**Written task**
Every line holding the string "this" should be gathered.

Data entries

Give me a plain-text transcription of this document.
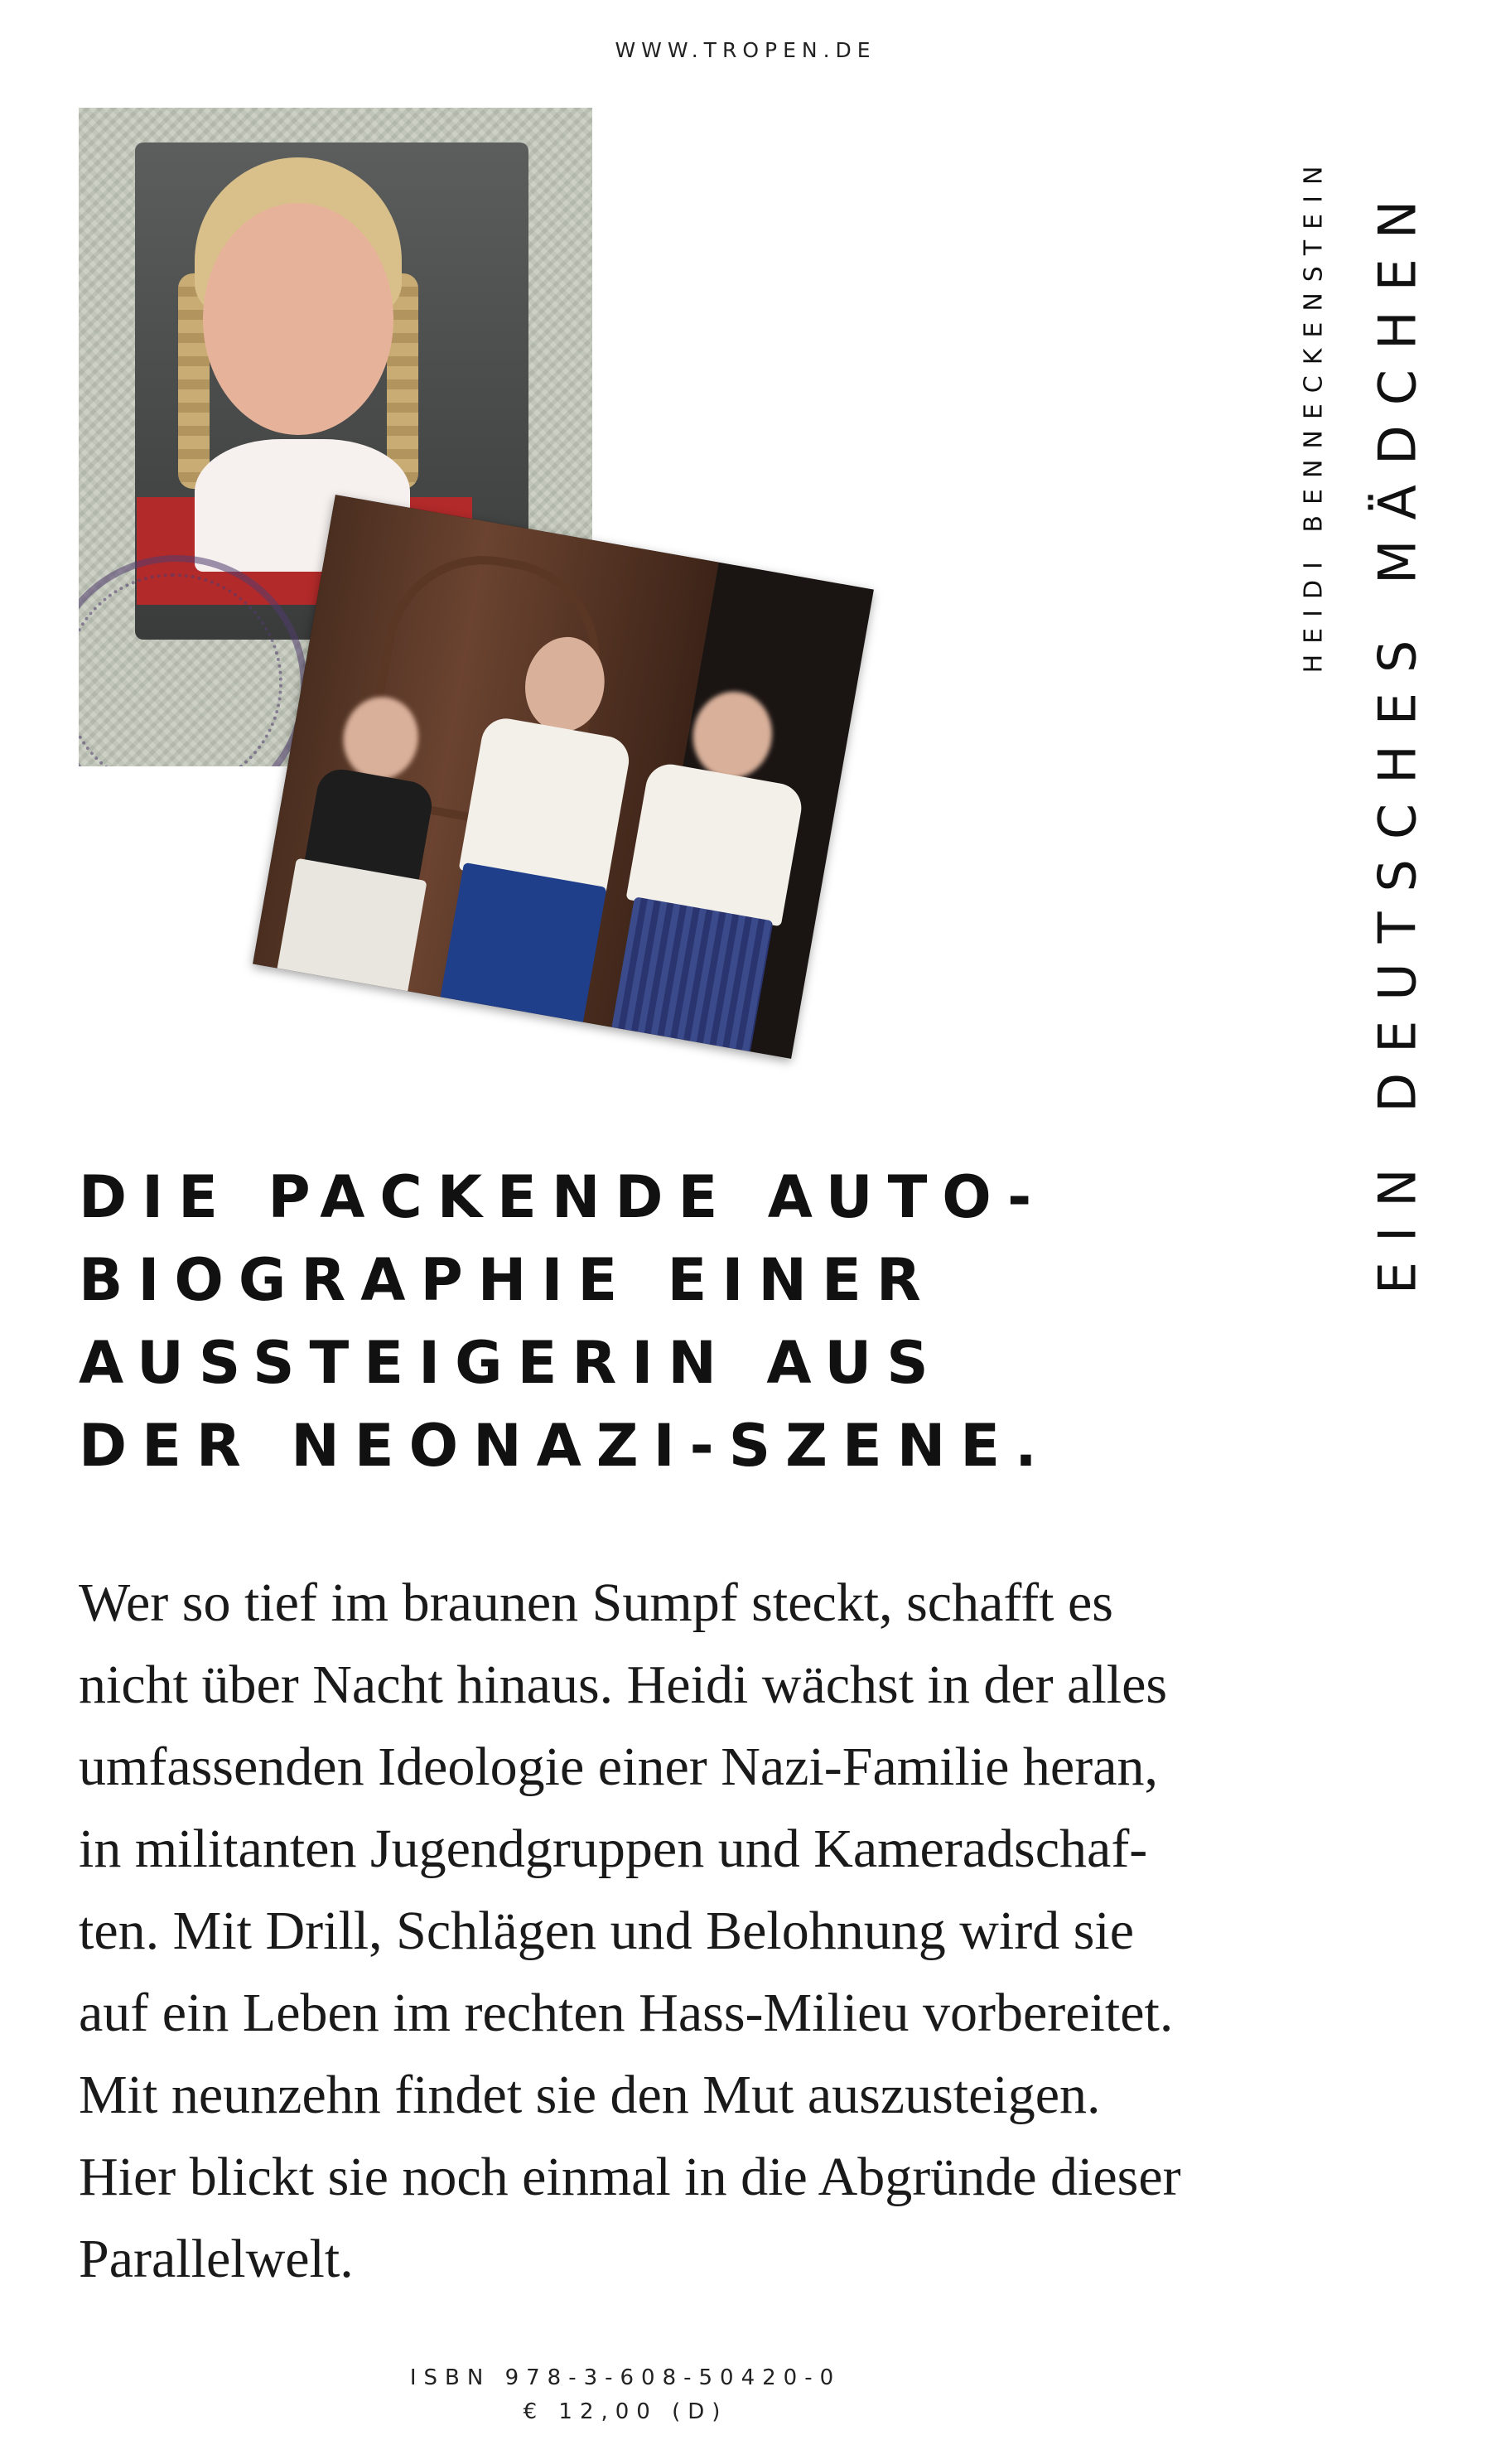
WWW.TROPEN.DE
HEIDI BENNECKENSTEIN EIN DEUTSCHES MÄDCHEN
DIE PACKENDE AUTO-
BIOGRAPHIE EINER
AUSSTEIGERIN AUS
DER NEONAZI-SZENE.
Wer so tief im braunen Sumpf steckt, schafft es
nicht über Nacht hinaus. Heidi wächst in der alles
umfassenden Ideologie einer Nazi-Familie heran,
in militanten Jugendgruppen und Kameradschaf-
ten. Mit Drill, Schlägen und Belohnung wird sie
auf ein Leben im rechten Hass-Milieu vorbereitet.
Mit neunzehn findet sie den Mut auszusteigen.
Hier blickt sie noch einmal in die Abgründe dieser
Parallelwelt.
ISBN 978-3-608-50420-0
€ 12,00 (D)
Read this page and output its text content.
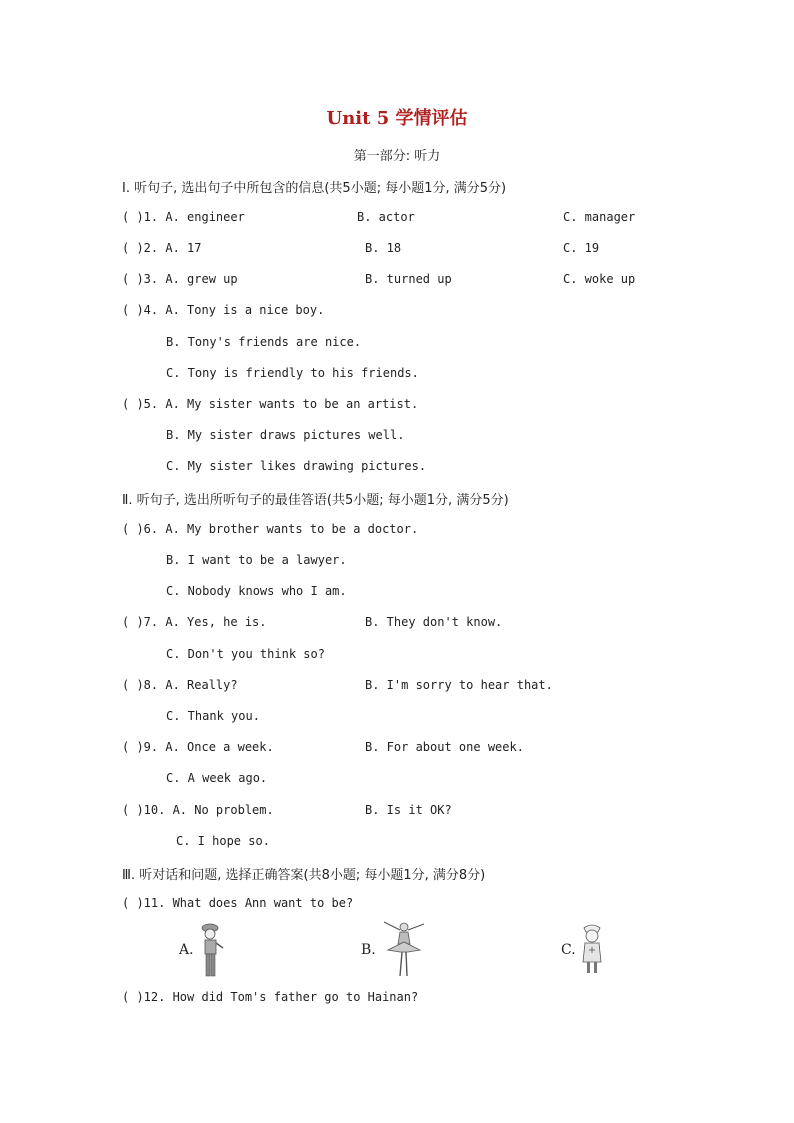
Unit 5 学情评估
第一部分: 听力
Ⅰ. 听句子, 选出句子中所包含的信息(共5小题; 每小题1分, 满分5分)
( )1. A. engineer	B. actor	C. manager
( )2. A. 17	B. 18	C. 19
( )3. A. grew up	B. turned up	C. woke up
( )4. A. Tony is a nice boy.
B. Tony's friends are nice.
C. Tony is friendly to his friends.
( )5. A. My sister wants to be an artist.
B. My sister draws pictures well.
C. My sister likes drawing pictures.
Ⅱ. 听句子, 选出所听句子的最佳答语(共5小题; 每小题1分, 满分5分)
( )6. A. My brother wants to be a doctor.
B. I want to be a lawyer.
C. Nobody knows who I am.
( )7. A. Yes, he is.	B. They don't know.
C. Don't you think so?
( )8. A. Really?	B. I'm sorry to hear that.
C. Thank you.
( )9. A. Once a week.	B. For about one week.
C. A week ago.
( )10. A. No problem.	B. Is it OK?
C. I hope so.
Ⅲ. 听对话和问题, 选择正确答案(共8小题; 每小题1分, 满分8分)
( )11. What does Ann want to be?
A.	B.	C.
( )12. How did Tom's father go to Hainan?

**Exercise answer**
Give me a plain-text transcription of this document.
Read this page and output its text content.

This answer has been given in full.